Before beginning this activity, visit the Sounds of the World's Animals site and browse through the information for several animals. Notice that there is no one way to spell or say the sounds that animals make. Nor is there a single correct way to spell or say the sounds of machines or people. As your child writes down sound words, don't worry about "right" and "wrong" spellings or pronunciations.


Discussing Sound Words

  1. Read Mr. Brown Can MOO! Can You? to the child. Allow time for discussion of the book and to answer any questions students have. Note that you can read the book several days before you discuss sound words together if you like.
  2. Once you've read and discussed the book and marked it on the I'm a Reading Star Chart, explain that you're going to read the book again and look for examples of sound words.
  3. Hold the book so that the child can see the page, and read the first page of Mr. Brown Can MOO! Can You?
  4. Point out the sound words on the first page as you read. Encourage the child to repeat the sound words with you.
  5. As you read the book, ask the child to help you find the sound words. Read them aloud together.

**STATED PROBLEM A:** Which lines of the records contain the string "this"? Copy each of them.
**STATED PROBLEM B:** Write the next part of the activity on finding sound words in a picture book, starting after its final numbered step.
The records that follow are unrelated to the text above.

**DATA TO PROCESS:**
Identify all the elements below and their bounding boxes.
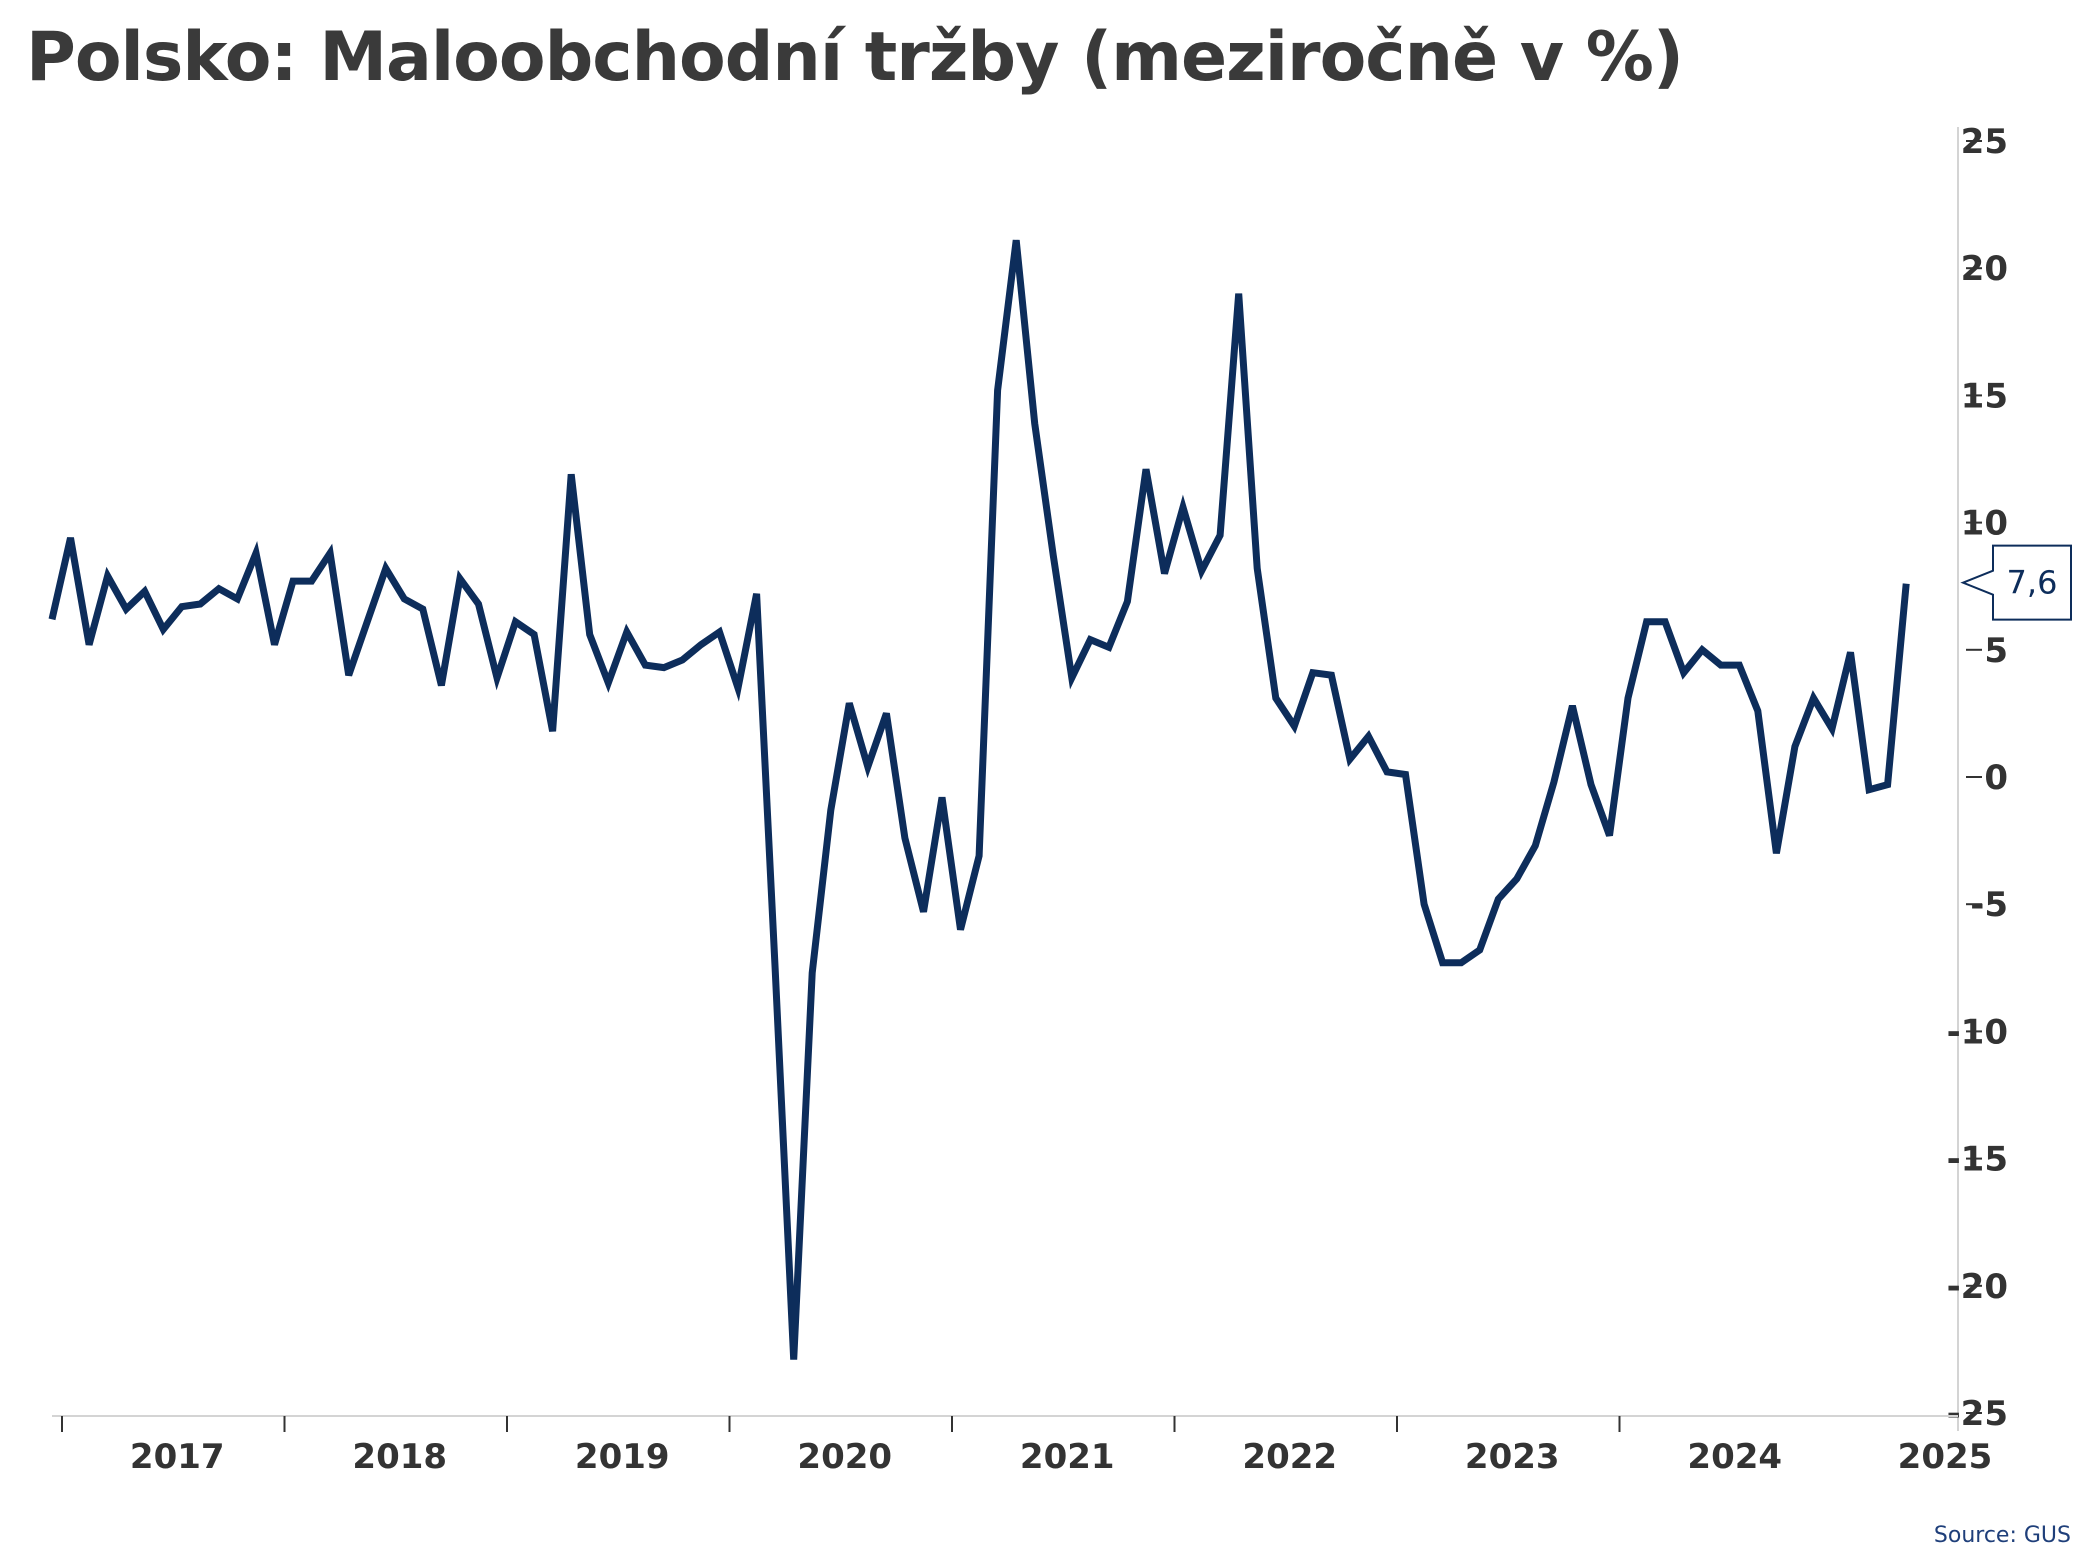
y-tick-label: 10: [1961, 504, 2008, 544]
y-tick-label: 5: [1984, 631, 2008, 671]
y-tick-label: -20: [1947, 1267, 2008, 1307]
callout-box: [1960, 544, 2072, 621]
y-tick-label: 15: [1961, 376, 2008, 416]
series-points: [51, 240, 1907, 1360]
series-layer: [48, 239, 1910, 1360]
x-tick-label: 2018: [352, 1437, 447, 1477]
source-note: Source: GUS: [1933, 1523, 2071, 1548]
x-tick-label: 2023: [1465, 1437, 1560, 1477]
x-tick-label: 2019: [575, 1437, 670, 1477]
y-tick-label: -25: [1947, 1394, 2008, 1434]
x-tick-label: 2021: [1020, 1437, 1115, 1477]
x-tick-label: 2017: [130, 1437, 225, 1477]
y-tick-label: 25: [1961, 122, 2008, 162]
x-tick-label: 2025: [1898, 1437, 1993, 1477]
x-axis: 2017 2018 2019 2020 2021 2022 2023 2024 2025: [52, 1415, 1993, 1477]
x-tick-label: 2024: [1687, 1437, 1782, 1477]
last-value-callout: 7,6: [1960, 544, 2072, 621]
y-tick-label: -10: [1947, 1012, 2008, 1052]
series-line: [48, 239, 1910, 1360]
y-tick-label: -15: [1947, 1140, 2008, 1180]
callout-value: 7,6: [2007, 564, 2058, 602]
y-tick-label: 0: [1984, 758, 2008, 798]
y-axis: 25 20 15 10 5 0 -5 -10 -15 -20 -25: [1947, 122, 2008, 1434]
y-tick-label: 20: [1961, 249, 2008, 289]
x-tick-label: 2020: [797, 1437, 892, 1477]
x-tick-label: 2022: [1242, 1437, 1337, 1477]
y-tick-label: -5: [1970, 885, 2008, 925]
page-title: Polsko: Maloobchodní tržby (meziročně v …: [26, 18, 1684, 97]
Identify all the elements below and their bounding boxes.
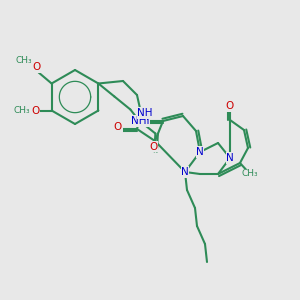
Text: CH₃: CH₃ (13, 106, 30, 115)
Text: O: O (114, 122, 122, 132)
Text: O: O (226, 101, 234, 111)
Text: CH₃: CH₃ (15, 56, 32, 65)
Text: NH: NH (134, 116, 149, 127)
Text: O: O (149, 142, 158, 152)
Text: NH: NH (131, 116, 147, 126)
Text: NH: NH (137, 108, 153, 118)
Text: O: O (32, 62, 41, 73)
Text: CH₃: CH₃ (242, 169, 258, 178)
Text: O: O (32, 106, 40, 116)
Text: N: N (181, 167, 189, 177)
Text: N: N (226, 153, 234, 163)
Text: N: N (196, 147, 204, 157)
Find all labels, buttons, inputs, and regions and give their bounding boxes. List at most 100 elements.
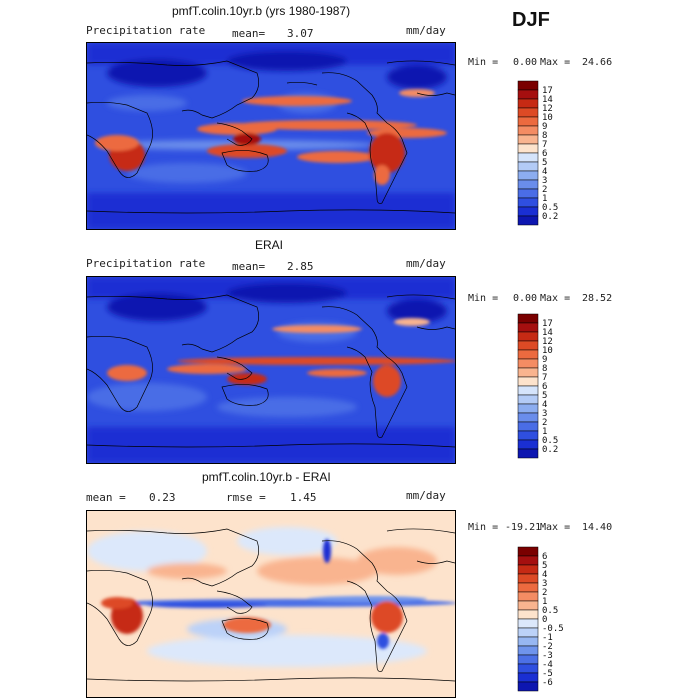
panel-2-mean-value: 2.85 [287,260,314,273]
colorbar-tick-label: 5 [542,561,547,571]
colorbar-swatch [517,412,539,423]
panel-3-max-label: Max = [540,522,571,533]
colorbar-swatch [517,654,539,665]
colorbar-tick-label: 1 [542,427,547,437]
panel-2-units: mm/day [406,257,446,270]
panel-2-min-value: 0.00 [513,293,538,304]
colorbar-swatch [517,681,539,692]
panel-3-mean-label: mean = [86,491,126,504]
panel-2-variable: Precipitation rate [86,257,206,270]
colorbar-tick-label: 2 [542,185,547,195]
colorbar-swatch [517,430,539,441]
colorbar-tick-label: 1 [542,597,547,607]
colorbar-swatch [517,358,539,369]
colorbar-tick-label: 0.2 [542,212,558,222]
colorbar-swatch [517,152,539,163]
panel-1-min-label: Min = [468,57,499,68]
colorbar-swatch [517,143,539,154]
colorbar-tick-label: 3 [542,176,547,186]
colorbar-tick-label: 0.2 [542,445,558,455]
colorbar-swatch [517,663,539,674]
colorbar-tick-label: 2 [542,588,547,598]
panel-1-max-value: 24.66 [582,57,613,68]
panel-1-title: pmfT.colin.10yr.b (yrs 1980-1987) [172,4,351,18]
colorbar-swatch [517,197,539,208]
panel-3-mean-value: 0.23 [149,491,176,504]
colorbar-tick-label: 17 [542,86,553,96]
coastlines [87,294,455,448]
coastlines [87,60,455,214]
colorbar-swatch [517,340,539,351]
coastlines [87,528,455,682]
colorbar-tick-label: -5 [542,669,553,679]
colorbar-swatch [517,636,539,647]
colorbar-tick-label: -0.5 [542,624,564,634]
panel-3-max-value: 14.40 [582,522,613,533]
colorbar-tick-label: 3 [542,409,547,419]
panel-3-min-value: -19.21 [505,522,542,533]
colorbar-swatch [517,448,539,459]
colorbar-tick-label: 2 [542,418,547,428]
colorbar-swatch [517,600,539,611]
colorbar-tick-label: 0 [542,615,547,625]
colorbar-swatch [517,215,539,226]
colorbar-swatch [517,591,539,602]
colorbar-swatch [517,89,539,100]
colorbar-swatch [517,564,539,575]
panel-3-min-label: Min = [468,522,499,533]
colorbar-tick-label: 3 [542,579,547,589]
colorbar-swatch [517,645,539,656]
panel-3-units: mm/day [406,489,446,502]
colorbar-swatch [517,609,539,620]
colorbar-swatch [517,618,539,629]
colorbar-swatch [517,573,539,584]
colorbar-tick-label: 6 [542,552,547,562]
colorbar-tick-label: 14 [542,328,553,338]
panel-2-map-svg [87,277,455,463]
colorbar-swatch [517,107,539,118]
panel-1-colorbar: 17 14 12 10 9 8 7 6 5 4 3 2 1 0.5 0.2 [517,80,578,226]
colorbar-swatch [517,421,539,432]
colorbar-swatch [517,555,539,566]
colorbar-tick-label: 12 [542,104,553,114]
colorbar-tick-label: 8 [542,364,547,374]
panel-1-max-label: Max = [540,57,571,68]
panel-1-map-svg [87,43,455,229]
colorbar-swatch [517,582,539,593]
colorbar-tick-label: 1 [542,194,547,204]
colorbar-tick-label: 5 [542,391,547,401]
colorbar-swatch [517,394,539,405]
colorbar-swatch [517,672,539,683]
colorbar-tick-label: 4 [542,167,547,177]
colorbar-tick-label: 4 [542,400,547,410]
colorbar-tick-label: 8 [542,131,547,141]
colorbar-tick-label: 6 [542,382,547,392]
panel-2-max-label: Max = [540,293,571,304]
panel-2-min-label: Min = [468,293,499,304]
colorbar-swatch [517,134,539,145]
colorbar-swatch [517,170,539,181]
colorbar-tick-label: -1 [542,633,553,643]
panel-2-mean-label: mean= [232,260,266,273]
panel-3-title: pmfT.colin.10yr.b - ERAI [202,470,331,484]
colorbar-swatch [517,376,539,387]
colorbar-tick-label: 5 [542,158,547,168]
colorbar-tick-label: 6 [542,149,547,159]
colorbar-swatch [517,385,539,396]
panel-2-colorbar: 17 14 12 10 9 8 7 6 5 4 3 2 1 0.5 0.2 [517,313,578,459]
colorbar-swatch [517,98,539,109]
colorbar-tick-label: 9 [542,355,547,365]
panel-3-map-svg [87,511,455,697]
panel-1-variable: Precipitation rate [86,24,206,37]
colorbar-swatch [517,403,539,414]
colorbar-swatch [517,349,539,360]
panel-1-min-value: 0.00 [513,57,538,68]
colorbar-swatch [517,80,539,91]
panel-3-rmse-label: rmse = [226,491,266,504]
panel-1-units: mm/day [406,24,446,37]
season-label: DJF [512,9,550,31]
colorbar-tick-label: 0.5 [542,203,558,213]
colorbar-swatch [517,188,539,199]
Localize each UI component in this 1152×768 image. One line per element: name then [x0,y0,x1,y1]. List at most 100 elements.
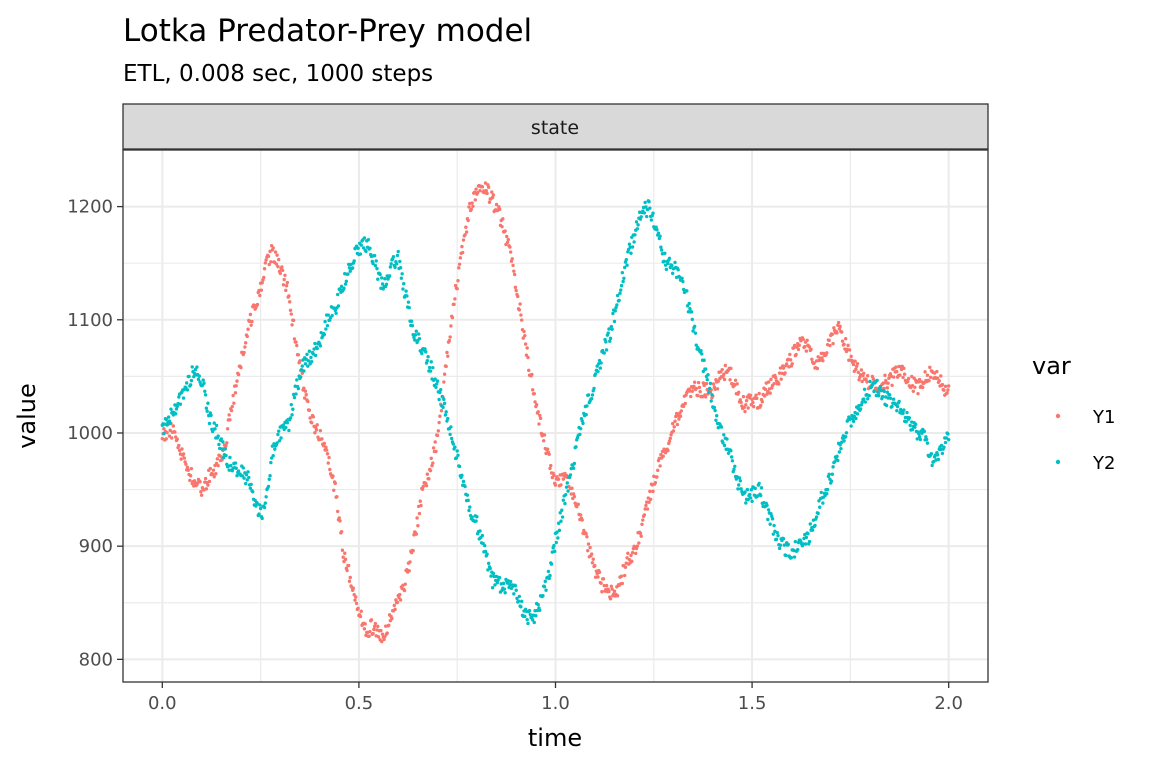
point-y1 [233,391,238,395]
point-y2 [446,416,450,421]
point-y2 [400,272,404,276]
point-y1 [519,318,524,322]
point-y1 [828,343,832,348]
point-y1 [600,590,604,594]
point-y1 [288,300,292,304]
point-y2 [206,401,210,405]
point-y2 [427,365,432,370]
point-y2 [372,253,377,258]
point-y2 [690,317,695,322]
point-y1 [506,237,511,242]
point-y2 [770,517,775,521]
point-y2 [312,347,316,351]
point-y1 [398,592,402,597]
point-y2 [858,407,863,411]
point-y2 [277,439,282,443]
point-y2 [676,268,680,272]
point-y2 [410,324,415,328]
point-y2 [373,263,378,268]
point-y2 [666,261,670,266]
point-y1 [162,426,166,431]
point-y1 [849,354,853,359]
point-y1 [460,244,464,249]
point-y2 [608,339,612,343]
point-y2 [618,291,622,295]
point-y1 [341,555,345,559]
point-y2 [451,442,455,446]
point-y2 [299,375,303,379]
point-y2 [843,434,848,439]
point-y2 [704,367,708,371]
point-y1 [519,313,523,317]
point-y2 [940,451,945,456]
point-y2 [271,454,275,458]
point-y2 [434,385,438,389]
point-y2 [356,246,360,250]
point-y2 [166,415,171,419]
point-y2 [371,261,375,266]
point-y1 [768,391,772,395]
y-axis-title: value [13,383,41,449]
point-y2 [743,490,747,494]
point-y1 [609,584,614,588]
point-y2 [915,437,919,441]
point-y2 [394,262,399,266]
point-y1 [505,234,509,239]
point-y1 [453,283,458,288]
point-y2 [359,243,363,247]
point-y2 [493,583,497,587]
point-y1 [215,457,220,461]
point-y1 [397,595,401,600]
point-y1 [601,577,606,581]
point-y2 [680,276,684,281]
point-y1 [456,279,460,283]
point-y2 [497,575,502,580]
point-y1 [940,382,945,387]
point-y2 [829,479,834,483]
point-y2 [549,562,554,566]
point-y2 [375,266,379,271]
point-y2 [568,473,573,477]
point-y2 [619,283,624,288]
point-y1 [648,497,653,502]
point-y2 [645,214,649,219]
point-y2 [651,211,655,215]
point-y2 [552,543,556,548]
point-y2 [691,329,695,333]
point-y2 [443,413,448,417]
point-y2 [712,405,717,410]
point-y2 [217,442,221,447]
point-y2 [910,427,915,432]
point-y1 [937,379,941,383]
point-y2 [942,445,946,449]
point-y2 [488,566,492,571]
point-y1 [464,230,469,234]
point-y1 [807,345,812,349]
point-y2 [832,460,837,464]
point-y1 [711,382,716,386]
point-y2 [346,272,350,276]
point-y1 [474,187,478,191]
point-y1 [346,563,351,568]
point-y1 [825,351,829,355]
point-y2 [457,464,462,469]
point-y2 [185,388,190,392]
point-y2 [306,359,311,363]
point-y2 [558,511,562,515]
point-y2 [748,496,753,500]
point-y2 [556,521,561,525]
y-tick-label: 800 [79,649,113,670]
point-y2 [388,265,393,269]
point-y2 [623,265,627,270]
point-y1 [259,288,264,292]
point-y1 [324,448,329,452]
point-y2 [943,440,948,445]
point-y2 [389,262,393,266]
point-y2 [399,276,404,280]
point-y2 [396,249,400,254]
point-y1 [846,343,850,348]
point-y2 [322,332,327,337]
point-y1 [408,560,412,564]
point-y1 [464,225,468,229]
point-y2 [334,311,338,316]
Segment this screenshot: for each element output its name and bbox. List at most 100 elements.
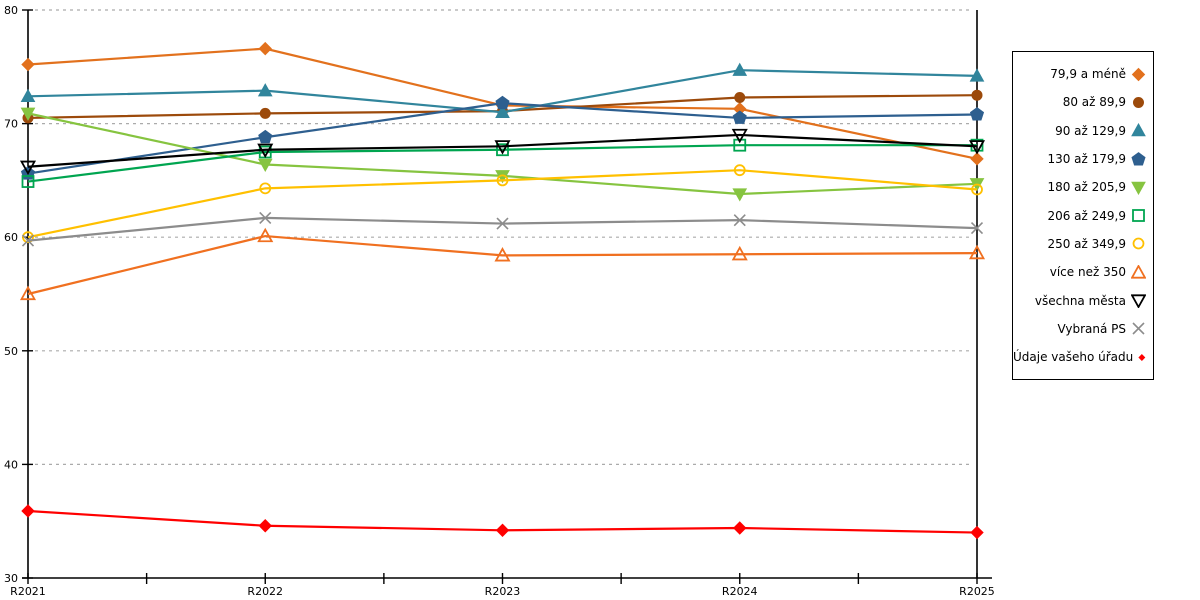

**TASK RESULT A:**
Localize each UI component in this 1152×768 image. One line per element: name then [x0,y0,x1,y1]. List at most 100 elements.
Segment this screenshot: for each element output its name and bbox. List at most 100 elements.

**TASK RESULT B:**
  6. Once you've read through the book, read through the List of Sound Words together. Encourage the child to identify people, animals, or other things that make each sound. Emphasize that there is no one correct answer. In fact, the same sound word might describe sounds made by several different things.
  7. Ask the child to think about sounds wherever you are and add any new sound words to the list. For instance, you might think about these sounds to get started:
    • Does the fan or air conditioner make a noise?
    • What about the sound when you open a window or door?
    • Is there a sound when you drag a chair across the floor?

Taking a Sound Hike

  1. Once you've explored sound words together, head out on a sound hike together. You might explore a building, the yard outside, a near-by park, a store, or even the library... any place that you'd like to go together. If you're unable to take a sound hike (or if you'd like to do a practice hike at the computer before heading outside), use this ReadWriteThink video sound hike.
  2. Take along a pen or pencil and paper. A clipboard or something sturdy to write on is also a good idea. The List of Sound Words may also be useful. If desired, carry an audio recorder (like a tape recorder or an iPod with microphone) along, and record any sounds you hear so that you can replay them later.
  3. As you explore the area you've chosen, listen for specific sounds. When you hear something particular interesting, stop and record the information. With the child, write down what you heard and sound words that described the sound. Here are some examples to demonstrate the details the child should record:
    What You Heard Sound Words
    Barn Owl hoo hoo
    Thunder BOOM
    Fountain at the Park gurgle, gurgle
  4. At the end of your hike, review the list of words together. Encourage the child to read the sound words to you. Add or change information on the list if the child wants to revise the details.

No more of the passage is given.